Below are some records: retype them all exactly, but not the pictures.

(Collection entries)
[Begin]
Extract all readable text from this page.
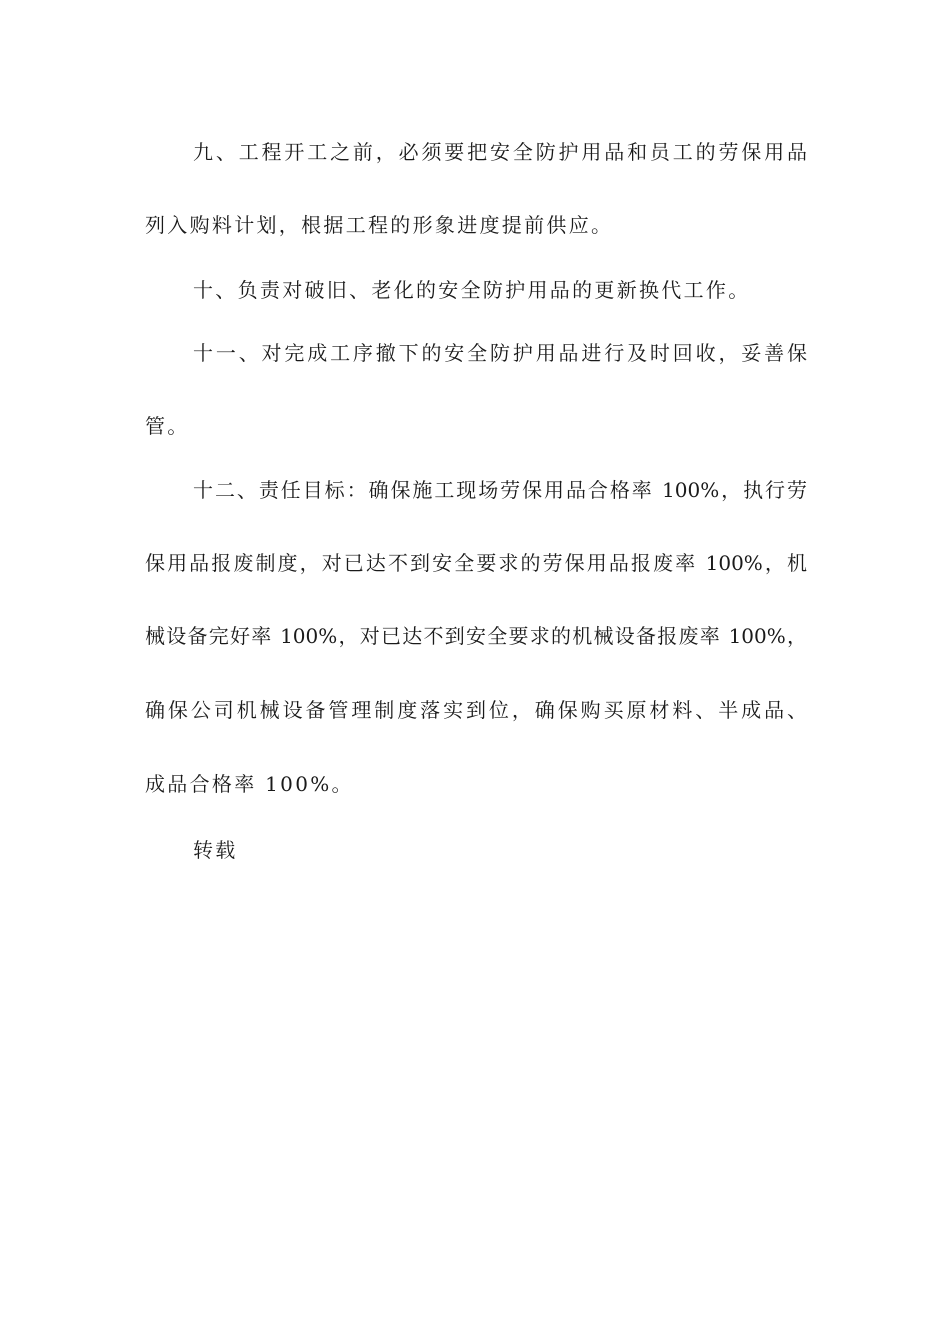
九、工程开工之前，必须要把安全防护用品和员工的劳保用品
列入购料计划，根据工程的形象进度提前供应。
十、负责对破旧、老化的安全防护用品的更新换代工作。
十一、对完成工序撤下的安全防护用品进行及时回收，妥善保
管。
十二、责任目标：确保施工现场劳保用品合格率 100%，执行劳
保用品报废制度，对已达不到安全要求的劳保用品报废率 100%，机
械设备完好率 100%，对已达不到安全要求的机械设备报废率 100%，
确保公司机械设备管理制度落实到位，确保购买原材料、半成品、
成品合格率 100%。
转载
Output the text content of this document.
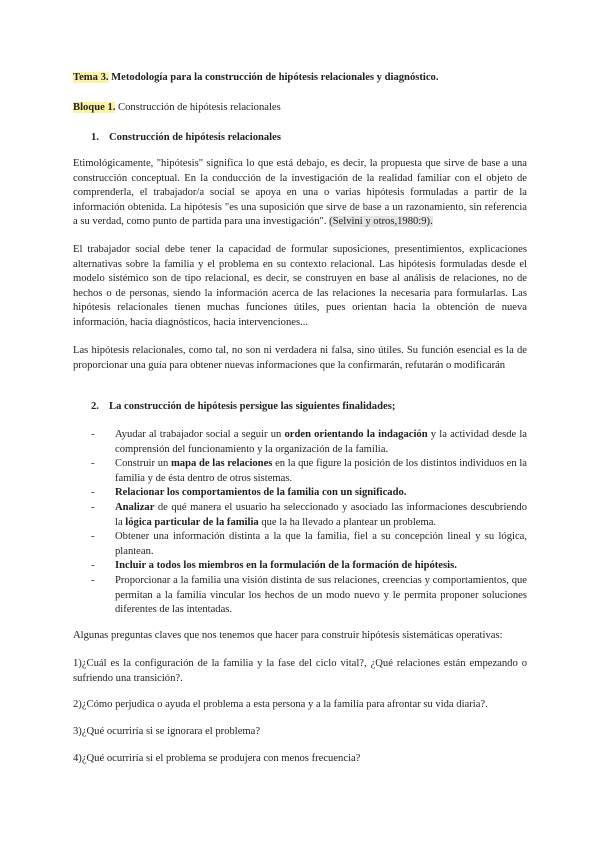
Tema 3. Metodología para la construcción de hipótesis relacionales y diagnóstico.
Bloque 1. Construcción de hipótesis relacionales
1. Construcción de hipótesis relacionales
Etimológicamente, "hipótesis" significa lo que está debajo, es decir, la propuesta que sirve de base a una construcción conceptual. En la conducción de la investigación de la realidad familiar con el objeto de comprenderla, el trabajador/a social se apoya en una o varias hipótesis formuladas a partir de la información obtenida. La hipótesis "es una suposición que sirve de base a un razonamiento, sin referencia a su verdad, como punto de partida para una investigación". (Selvini y otros,1980:9).
El trabajador social debe tener la capacidad de formular suposiciones, presentimientos, explicaciones alternativas sobre la familia y el problema en su contexto relacional. Las hipótesis formuladas desde el modelo sistémico son de tipo relacional, es decir, se construyen en base al análisis de relaciones, no de hechos o de personas, siendo la información acerca de las relaciones la necesaria para formularlas. Las hipótesis relacionales tienen muchas funciones útiles, pues orientan hacia la obtención de nueva información, hacia diagnósticos, hacia intervenciones...
Las hipótesis relacionales, como tal, no son ni verdadera ni falsa, sino útiles. Su función esencial es la de proporcionar una guía para obtener nuevas informaciones que la confirmarán, refutarán o modificarán
2. La construcción de hipótesis persigue las siguientes finalidades;
- Ayudar al trabajador social a seguir un orden orientando la indagación y la actividad desde la comprensión del funcionamiento y la organización de la familia.
- Construir un mapa de las relaciones en la que figure la posición de los distintos individuos en la familia y de ésta dentro de otros sistemas.
- Relacionar los comportamientos de la familia con un significado.
- Analizar de qué manera el usuario ha seleccionado y asociado las informaciones descubriendo la lógica particular de la familia que la ha llevado a plantear un problema.
- Obtener una información distinta a la que la familia, fiel a su concepción lineal y su lógica, plantean.
- Incluir a todos los miembros en la formulación de la formación de hipótesis.
- Proporcionar a la familia una visión distinta de sus relaciones, creencias y comportamientos, que permitan a la familia vincular los hechos de un modo nuevo y le permita proponer soluciones diferentes de las intentadas.
Algunas preguntas claves que nos tenemos que hacer para construir hipótesis sistemáticas operativas:
1)¿Cuál es la configuración de la familia y la fase del ciclo vital?, ¿Qué relaciones están empezando o sufriendo una transición?.
2)¿Cómo perjudica o ayuda el problema a esta persona y a la familia para afrontar su vida diaria?.
3)¿Qué ocurriría si se ignorara el problema?
4)¿Qué ocurriría si el problema se produjera con menos frecuencia?
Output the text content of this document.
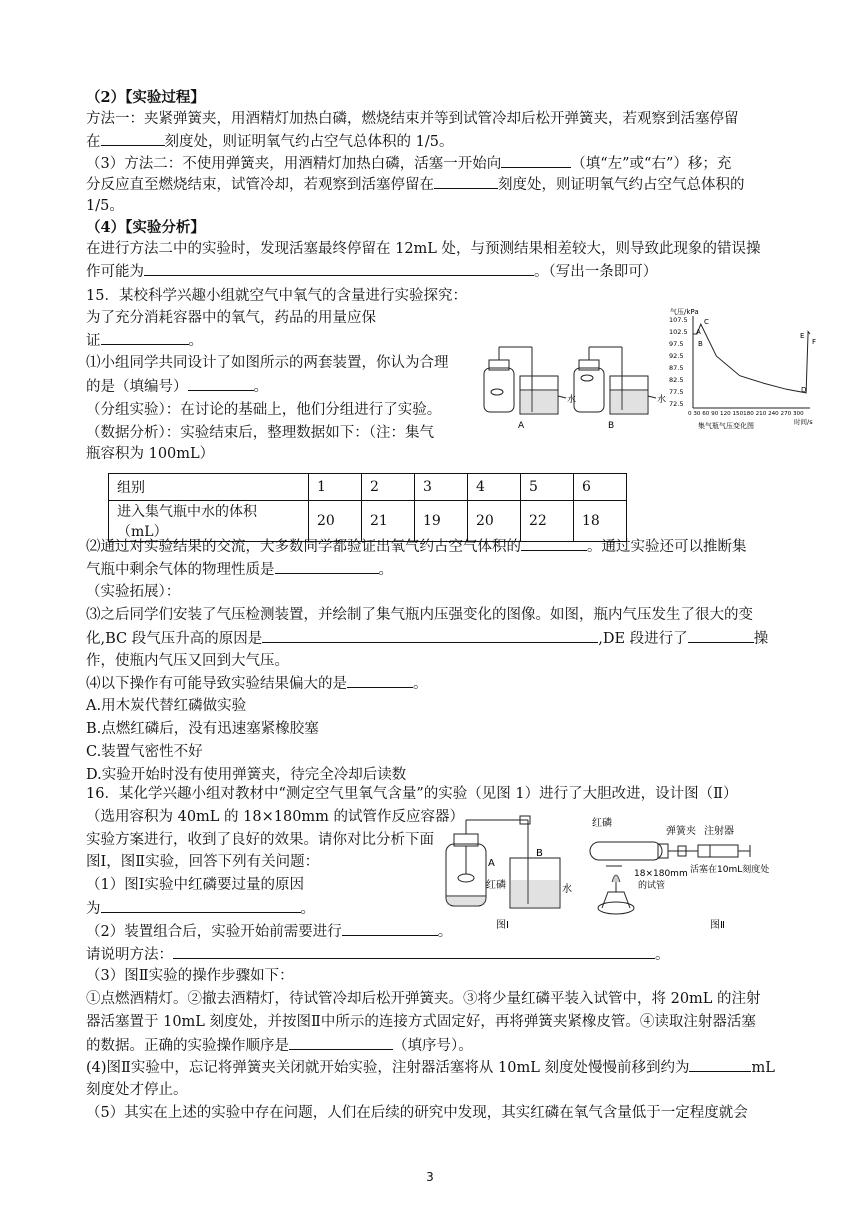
（2）【实验过程】
方法一：夹紧弹簧夹，用酒精灯加热白磷，燃烧结束并等到试管冷却后松开弹簧夹，若观察到活塞停留
在	刻度处，则证明氧气约占空气总体积的 1/5。
（3）方法二：不使用弹簧夹，用酒精灯加热白磷，活塞一开始向	（填“左”或“右”）移；充
分反应直至燃烧结束，试管冷却，若观察到活塞停留在	刻度处，则证明氧气约占空气总体积的
1/5。
（4）【实验分析】
在进行方法二中的实验时，发现活塞最终停留在 12mL 处，与预测结果相差较大，则导致此现象的错误操
作可能为	。（写出一条即可）
15．某校科学兴趣小组就空气中氧气的含量进行实验探究：
为了充分消耗容器中的氧气，药品的用量应保
证	。
⑴小组同学共同设计了如图所示的两套装置，你认为合理
的是（填编号）	。
（分组实验）：在讨论的基础上，他们分组进行了实验。
（数据分析）：实验结束后，整理数据如下：（注：集气
瓶容积为 100mL）
组别	1	2	3	4	5	6
进入集气瓶中水的体积（mL）	20	21	19	20	22	18
⑵通过对实验结果的交流，大多数同学都验证出氧气约占空气体积的	。通过实验还可以推断集
气瓶中剩余气体的物理性质是	。
（实验拓展）：
⑶之后同学们安装了气压检测装置，并绘制了集气瓶内压强变化的图像。如图，瓶内气压发生了很大的变
化,BC 段气压升高的原因是	,DE 段进行了	操
作，使瓶内气压又回到大气压。
⑷以下操作有可能导致实验结果偏大的是	。
A.用木炭代替红磷做实验
B.点燃红磷后，没有迅速塞紧橡胶塞
C.装置气密性不好
D.实验开始时没有使用弹簧夹，待完全冷却后读数
16．某化学兴趣小组对教材中“测定空气里氧气含量”的实验（见图 1）进行了大胆改进，设计图（Ⅱ）
（选用容积为 40mL 的 18×180mm 的试管作反应容器）
实验方案进行，收到了良好的效果。请你对比分析下面
图Ⅰ，图Ⅱ实验，回答下列有关问题：
（1）图Ⅰ实验中红磷要过量的原因
为	。
（2）装置组合后，实验开始前需要进行	。
请说明方法：	。
（3）图Ⅱ实验的操作步骤如下：
①点燃酒精灯。②撤去酒精灯，待试管冷却后松开弹簧夹。③将少量红磷平装入试管中，将 20mL 的注射
器活塞置于 10mL 刻度处，并按图Ⅱ中所示的连接方式固定好，再将弹簧夹紧橡皮管。④读取注射器活塞
的数据。正确的实验操作顺序是	（填序号）。
(4)图Ⅱ实验中，忘记将弹簧夹关闭就开始实验，注射器活塞将从 10mL 刻度处慢慢前移到约为	mL
刻度处才停止。
（5）其实在上述的实验中存在问题，人们在后续的研究中发现，其实红磷在氧气含量低于一定程度就会
水	水
A	B
气压/kPa
107.5
102.5
97.5
92.5
87.5
82.5
77.5
72.5
0 30 60 90 120 150180 210 240 270 300
时间/s
集气瓶气压变化图
A
B
C
D
E
F
A
B
红磷	水
图Ⅰ
红磷
弹簧夹 注射器
18×180mm
的试管
活塞在10mL刻度处
图Ⅱ
3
[End]
» Final answer
Extract all readable text from this page.
九、工程开工之前，必须要把安全防护用品和员工的劳保用品
列入购料计划，根据工程的形象进度提前供应。
十、负责对破旧、老化的安全防护用品的更新换代工作。
十一、对完成工序撤下的安全防护用品进行及时回收，妥善保
管。
十二、责任目标：确保施工现场劳保用品合格率 100%，执行劳
保用品报废制度，对已达不到安全要求的劳保用品报废率 100%，机
械设备完好率 100%，对已达不到安全要求的机械设备报废率 100%，
确保公司机械设备管理制度落实到位，确保购买原材料、半成品、
成品合格率 100%。
转载
Output the text content of this document.
Tema 3. Metodología para la construcción de hipótesis relacionales y diagnóstico.
Bloque 1. Construcción de hipótesis relacionales
1. Construcción de hipótesis relacionales
Etimológicamente, "hipótesis" significa lo que está debajo, es decir, la propuesta que sirve de base a una construcción conceptual. En la conducción de la investigación de la realidad familiar con el objeto de comprenderla, el trabajador/a social se apoya en una o varias hipótesis formuladas a partir de la información obtenida. La hipótesis "es una suposición que sirve de base a un razonamiento, sin referencia a su verdad, como punto de partida para una investigación". (Selvini y otros,1980:9).
El trabajador social debe tener la capacidad de formular suposiciones, presentimientos, explicaciones alternativas sobre la familia y el problema en su contexto relacional. Las hipótesis formuladas desde el modelo sistémico son de tipo relacional, es decir, se construyen en base al análisis de relaciones, no de hechos o de personas, siendo la información acerca de las relaciones la necesaria para formularlas. Las hipótesis relacionales tienen muchas funciones útiles, pues orientan hacia la obtención de nueva información, hacia diagnósticos, hacia intervenciones...
Las hipótesis relacionales, como tal, no son ni verdadera ni falsa, sino útiles. Su función esencial es la de proporcionar una guía para obtener nuevas informaciones que la confirmarán, refutarán o modificarán
2. La construcción de hipótesis persigue las siguientes finalidades;
- Ayudar al trabajador social a seguir un orden orientando la indagación y la actividad desde la comprensión del funcionamiento y la organización de la familia.
- Construir un mapa de las relaciones en la que figure la posición de los distintos individuos en la familia y de ésta dentro de otros sistemas.
- Relacionar los comportamientos de la familia con un significado.
- Analizar de qué manera el usuario ha seleccionado y asociado las informaciones descubriendo la lógica particular de la familia que la ha llevado a plantear un problema.
- Obtener una información distinta a la que la familia, fiel a su concepción lineal y su lógica, plantean.
- Incluir a todos los miembros en la formulación de la formación de hipótesis.
- Proporcionar a la familia una visión distinta de sus relaciones, creencias y comportamientos, que permitan a la familia vincular los hechos de un modo nuevo y le permita proponer soluciones diferentes de las intentadas.
Algunas preguntas claves que nos tenemos que hacer para construir hipótesis sistemáticas operativas:
1)¿Cuál es la configuración de la familia y la fase del ciclo vital?, ¿Qué relaciones están empezando o sufriendo una transición?.
2)¿Cómo perjudica o ayuda el problema a esta persona y a la familia para afrontar su vida diaria?.
3)¿Qué ocurriría si se ignorara el problema?
4)¿Qué ocurriría si el problema se produjera con menos frecuencia?
Output the text content of this document.
（2）【实验过程】
方法一：夹紧弹簧夹，用酒精灯加热白磷，燃烧结束并等到试管冷却后松开弹簧夹，若观察到活塞停留
在	刻度处，则证明氧气约占空气总体积的 1/5。
（3）方法二：不使用弹簧夹，用酒精灯加热白磷，活塞一开始向	（填“左”或“右”）移；充
分反应直至燃烧结束，试管冷却，若观察到活塞停留在	刻度处，则证明氧气约占空气总体积的
1/5。
（4）【实验分析】
在进行方法二中的实验时，发现活塞最终停留在 12mL 处，与预测结果相差较大，则导致此现象的错误操
作可能为	。（写出一条即可）
15．某校科学兴趣小组就空气中氧气的含量进行实验探究：
为了充分消耗容器中的氧气，药品的用量应保
证	。
⑴小组同学共同设计了如图所示的两套装置，你认为合理
的是（填编号）	。
（分组实验）：在讨论的基础上，他们分组进行了实验。
（数据分析）：实验结束后，整理数据如下：（注：集气
瓶容积为 100mL）
组别	1	2	3	4	5	6
进入集气瓶中水的体积（mL）	20	21	19	20	22	18
⑵通过对实验结果的交流，大多数同学都验证出氧气约占空气体积的	。通过实验还可以推断集
气瓶中剩余气体的物理性质是	。
（实验拓展）：
⑶之后同学们安装了气压检测装置，并绘制了集气瓶内压强变化的图像。如图，瓶内气压发生了很大的变
化,BC 段气压升高的原因是	,DE 段进行了	操
作，使瓶内气压又回到大气压。
⑷以下操作有可能导致实验结果偏大的是	。
A.用木炭代替红磷做实验
B.点燃红磷后，没有迅速塞紧橡胶塞
C.装置气密性不好
D.实验开始时没有使用弹簧夹，待完全冷却后读数
16．某化学兴趣小组对教材中“测定空气里氧气含量”的实验（见图 1）进行了大胆改进，设计图（Ⅱ）
（选用容积为 40mL 的 18×180mm 的试管作反应容器）
实验方案进行，收到了良好的效果。请你对比分析下面
图Ⅰ，图Ⅱ实验，回答下列有关问题：
（1）图Ⅰ实验中红磷要过量的原因
为	。
（2）装置组合后，实验开始前需要进行	。
请说明方法：	。
（3）图Ⅱ实验的操作步骤如下：
①点燃酒精灯。②撤去酒精灯，待试管冷却后松开弹簧夹。③将少量红磷平装入试管中，将 20mL 的注射
器活塞置于 10mL 刻度处，并按图Ⅱ中所示的连接方式固定好，再将弹簧夹紧橡皮管。④读取注射器活塞
的数据。正确的实验操作顺序是	（填序号）。
(4)图Ⅱ实验中，忘记将弹簧夹关闭就开始实验，注射器活塞将从 10mL 刻度处慢慢前移到约为	mL
刻度处才停止。
（5）其实在上述的实验中存在问题，人们在后续的研究中发现，其实红磷在氧气含量低于一定程度就会
水	水
A	B
气压/kPa
107.5
102.5
97.5
92.5
87.5
82.5
77.5
72.5
0 30 60 90 120 150180 210 240 270 300
时间/s
集气瓶气压变化图
A
B
C
D
E
F
A
B
红磷	水
图Ⅰ
红磷
弹簧夹 注射器
18×180mm
的试管
活塞在10mL刻度处
图Ⅱ
3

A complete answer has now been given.